• Provided information:
* * *
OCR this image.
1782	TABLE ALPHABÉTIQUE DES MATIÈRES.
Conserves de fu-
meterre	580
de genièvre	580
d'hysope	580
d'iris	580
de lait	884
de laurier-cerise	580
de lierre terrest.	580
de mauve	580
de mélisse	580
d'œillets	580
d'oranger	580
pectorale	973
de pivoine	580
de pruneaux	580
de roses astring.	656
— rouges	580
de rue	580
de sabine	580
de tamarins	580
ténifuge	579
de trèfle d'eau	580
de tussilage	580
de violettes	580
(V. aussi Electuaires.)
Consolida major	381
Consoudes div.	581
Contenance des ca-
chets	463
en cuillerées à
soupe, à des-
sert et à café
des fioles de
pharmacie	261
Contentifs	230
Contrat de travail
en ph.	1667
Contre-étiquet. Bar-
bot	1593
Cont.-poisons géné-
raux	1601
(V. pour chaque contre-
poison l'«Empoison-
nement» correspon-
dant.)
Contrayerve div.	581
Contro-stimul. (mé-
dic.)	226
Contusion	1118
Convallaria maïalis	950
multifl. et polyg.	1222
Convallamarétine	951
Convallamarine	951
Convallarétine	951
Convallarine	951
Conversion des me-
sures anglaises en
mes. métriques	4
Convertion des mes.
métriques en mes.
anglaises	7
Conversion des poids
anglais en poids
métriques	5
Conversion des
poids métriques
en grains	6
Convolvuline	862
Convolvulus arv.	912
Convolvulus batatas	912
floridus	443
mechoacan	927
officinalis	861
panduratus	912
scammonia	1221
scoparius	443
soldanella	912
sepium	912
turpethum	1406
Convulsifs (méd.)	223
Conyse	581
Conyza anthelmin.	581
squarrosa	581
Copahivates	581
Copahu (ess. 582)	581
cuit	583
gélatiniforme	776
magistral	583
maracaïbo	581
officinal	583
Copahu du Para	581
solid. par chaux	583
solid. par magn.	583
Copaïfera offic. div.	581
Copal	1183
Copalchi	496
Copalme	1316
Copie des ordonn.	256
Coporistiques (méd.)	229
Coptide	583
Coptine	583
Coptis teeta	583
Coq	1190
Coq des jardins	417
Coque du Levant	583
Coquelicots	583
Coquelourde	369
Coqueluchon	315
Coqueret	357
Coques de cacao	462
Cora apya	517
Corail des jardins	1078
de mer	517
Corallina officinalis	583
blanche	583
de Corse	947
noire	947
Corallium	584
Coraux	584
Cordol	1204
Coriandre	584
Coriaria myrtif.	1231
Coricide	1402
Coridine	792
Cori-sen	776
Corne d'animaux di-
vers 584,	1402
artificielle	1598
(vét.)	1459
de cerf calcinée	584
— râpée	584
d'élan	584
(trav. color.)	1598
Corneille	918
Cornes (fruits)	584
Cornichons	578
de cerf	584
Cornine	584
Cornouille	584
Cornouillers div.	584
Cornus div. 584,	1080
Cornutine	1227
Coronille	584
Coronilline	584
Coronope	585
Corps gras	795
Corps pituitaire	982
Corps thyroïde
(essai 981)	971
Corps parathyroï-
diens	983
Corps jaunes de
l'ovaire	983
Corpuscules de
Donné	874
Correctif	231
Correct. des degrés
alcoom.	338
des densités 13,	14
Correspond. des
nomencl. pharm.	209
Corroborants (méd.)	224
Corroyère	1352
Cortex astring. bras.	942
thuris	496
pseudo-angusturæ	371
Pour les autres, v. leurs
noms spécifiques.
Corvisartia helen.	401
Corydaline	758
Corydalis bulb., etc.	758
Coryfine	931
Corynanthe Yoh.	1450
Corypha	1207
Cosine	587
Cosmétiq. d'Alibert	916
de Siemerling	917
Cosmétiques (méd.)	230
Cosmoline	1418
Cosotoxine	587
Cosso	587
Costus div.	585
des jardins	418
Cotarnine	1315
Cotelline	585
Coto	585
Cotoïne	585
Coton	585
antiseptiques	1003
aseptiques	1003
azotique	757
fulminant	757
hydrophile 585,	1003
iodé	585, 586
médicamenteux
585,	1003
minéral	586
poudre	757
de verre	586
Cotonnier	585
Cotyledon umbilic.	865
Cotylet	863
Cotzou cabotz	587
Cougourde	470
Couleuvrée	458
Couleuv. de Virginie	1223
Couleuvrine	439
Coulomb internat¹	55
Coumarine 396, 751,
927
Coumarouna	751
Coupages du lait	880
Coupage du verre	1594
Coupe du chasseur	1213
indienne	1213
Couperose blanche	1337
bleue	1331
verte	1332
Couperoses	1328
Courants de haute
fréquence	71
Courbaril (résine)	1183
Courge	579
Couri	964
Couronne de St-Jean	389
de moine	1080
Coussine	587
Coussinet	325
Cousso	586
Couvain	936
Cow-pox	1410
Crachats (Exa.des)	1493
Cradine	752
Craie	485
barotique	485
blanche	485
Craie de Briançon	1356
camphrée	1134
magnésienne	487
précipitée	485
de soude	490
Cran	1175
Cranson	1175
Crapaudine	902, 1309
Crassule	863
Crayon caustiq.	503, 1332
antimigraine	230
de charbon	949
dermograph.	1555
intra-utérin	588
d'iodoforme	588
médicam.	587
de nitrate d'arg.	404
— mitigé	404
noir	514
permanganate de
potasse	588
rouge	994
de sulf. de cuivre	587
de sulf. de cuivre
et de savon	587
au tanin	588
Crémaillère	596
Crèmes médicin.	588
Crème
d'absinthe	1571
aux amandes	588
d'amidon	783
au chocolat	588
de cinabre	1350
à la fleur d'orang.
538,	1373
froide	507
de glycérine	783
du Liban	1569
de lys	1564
* * *
• Your task: Would you restate the material word for word, leaving nothing out?

• Result of the exercise:
OCR this image.
1782	TABLE ALPHABÉTIQUE DES MATIÈRES.
Conserves de fu-
meterre	580
de genièvre	580
d'hysope	580
d'iris	580
de lait	884
de laurier-cerise	580
de lierre terrest.	580
de mauve	580
de mélisse	580
d'œillets	580
d'oranger	580
pectorale	973
de pivoine	580
de pruneaux	580
de roses astring.	656
— rouges	580
de rue	580
de sabine	580
de tamarins	580
ténifuge	579
de trèfle d'eau	580
de tussilage	580
de violettes	580
(V. aussi Electuaires.)
Consolida major	381
Consoudes div.	581
Contenance des ca-
chets	463
en cuillerées à
soupe, à des-
sert et à café
des fioles de
pharmacie	261
Contentifs	230
Contrat de travail
en ph.	1667
Contre-étiquet. Bar-
bot	1593
Cont.-poisons géné-
raux	1601
(V. pour chaque contre-
poison l'«Empoison-
nement» correspon-
dant.)
Contrayerve div.	581
Contro-stimul. (mé-
dic.)	226
Contusion	1118
Convallaria maïalis	950
multifl. et polyg.	1222
Convallamarétine	951
Convallamarine	951
Convallarétine	951
Convallarine	951
Conversion des me-
sures anglaises en
mes. métriques	4
Convertion des mes.
métriques en mes.
anglaises	7
Conversion des poids
anglais en poids
métriques	5
Conversion des
poids métriques
en grains	6
Convolvuline	862
Convolvulus arv.	912
Convolvulus batatas	912
floridus	443
mechoacan	927
officinalis	861
panduratus	912
scammonia	1221
scoparius	443
soldanella	912
sepium	912
turpethum	1406
Convulsifs (méd.)	223
Conyse	581
Conyza anthelmin.	581
squarrosa	581
Copahivates	581
Copahu (ess. 582)	581
cuit	583
gélatiniforme	776
magistral	583
maracaïbo	581
officinal	583
Copahu du Para	581
solid. par chaux	583
solid. par magn.	583
Copaïfera offic. div.	581
Copal	1183
Copalchi	496
Copalme	1316
Copie des ordonn.	256
Coporistiques (méd.)	229
Coptide	583
Coptine	583
Coptis teeta	583
Coq	1190
Coq des jardins	417
Coque du Levant	583
Coquelicots	583
Coquelourde	369
Coqueluchon	315
Coqueret	357
Coques de cacao	462
Cora apya	517
Corail des jardins	1078
de mer	517
Corallina officinalis	583
blanche	583
de Corse	947
noire	947
Corallium	584
Coraux	584
Cordol	1204
Coriandre	584
Coriaria myrtif.	1231
Coricide	1402
Coridine	792
Cori-sen	776
Corne d'animaux di-
vers 584,	1402
artificielle	1598
(vét.)	1459
de cerf calcinée	584
— râpée	584
d'élan	584
(trav. color.)	1598
Corneille	918
Cornes (fruits)	584
Cornichons	578
de cerf	584
Cornine	584
Cornouille	584
Cornouillers div.	584
Cornus div. 584,	1080
Cornutine	1227
Coronille	584
Coronilline	584
Coronope	585
Corps gras	795
Corps pituitaire	982
Corps thyroïde
(essai 981)	971
Corps parathyroï-
diens	983
Corps jaunes de
l'ovaire	983
Corpuscules de
Donné	874
Correctif	231
Correct. des degrés
alcoom.	338
des densités 13,	14
Correspond. des
nomencl. pharm.	209
Corroborants (méd.)	224
Corroyère	1352
Cortex astring. bras.	942
thuris	496
pseudo-angusturæ	371
Pour les autres, v. leurs
noms spécifiques.
Corvisartia helen.	401
Corydaline	758
Corydalis bulb., etc.	758
Coryfine	931
Corynanthe Yoh.	1450
Corypha	1207
Cosine	587
Cosmétiq. d'Alibert	916
de Siemerling	917
Cosmétiques (méd.)	230
Cosmoline	1418
Cosotoxine	587
Cosso	587
Costus div.	585
des jardins	418
Cotarnine	1315
Cotelline	585
Coto	585
Cotoïne	585
Coton	585
antiseptiques	1003
aseptiques	1003
azotique	757
fulminant	757
hydrophile 585,	1003
iodé	585, 586
médicamenteux
585,	1003
minéral	586
poudre	757
de verre	586
Cotonnier	585
Cotyledon umbilic.	865
Cotylet	863
Cotzou cabotz	587
Cougourde	470
Couleuvrée	458
Couleuv. de Virginie	1223
Couleuvrine	439
Coulomb internat¹	55
Coumarine 396, 751,
927
Coumarouna	751
Coupages du lait	880
Coupage du verre	1594
Coupe du chasseur	1213
indienne	1213
Couperose blanche	1337
bleue	1331
verte	1332
Couperoses	1328
Courants de haute
fréquence	71
Courbaril (résine)	1183
Courge	579
Couri	964
Couronne de St-Jean	389
de moine	1080
Coussine	587
Coussinet	325
Cousso	586
Couvain	936
Cow-pox	1410
Crachats (Exa.des)	1493
Cradine	752
Craie	485
barotique	485
blanche	485
Craie de Briançon	1356
camphrée	1134
magnésienne	487
précipitée	485
de soude	490
Cran	1175
Cranson	1175
Crapaudine	902, 1309
Crassule	863
Crayon caustiq.	503, 1332
antimigraine	230
de charbon	949
dermograph.	1555
intra-utérin	588
d'iodoforme	588
médicam.	587
de nitrate d'arg.	404
— mitigé	404
noir	514
permanganate de
potasse	588
rouge	994
de sulf. de cuivre	587
de sulf. de cuivre
et de savon	587
au tanin	588
Crémaillère	596
Crèmes médicin.	588
Crème
d'absinthe	1571
aux amandes	588
d'amidon	783
au chocolat	588
de cinabre	1350
à la fleur d'orang.
538,	1373
froide	507
de glycérine	783
du Liban	1569
de lys	1564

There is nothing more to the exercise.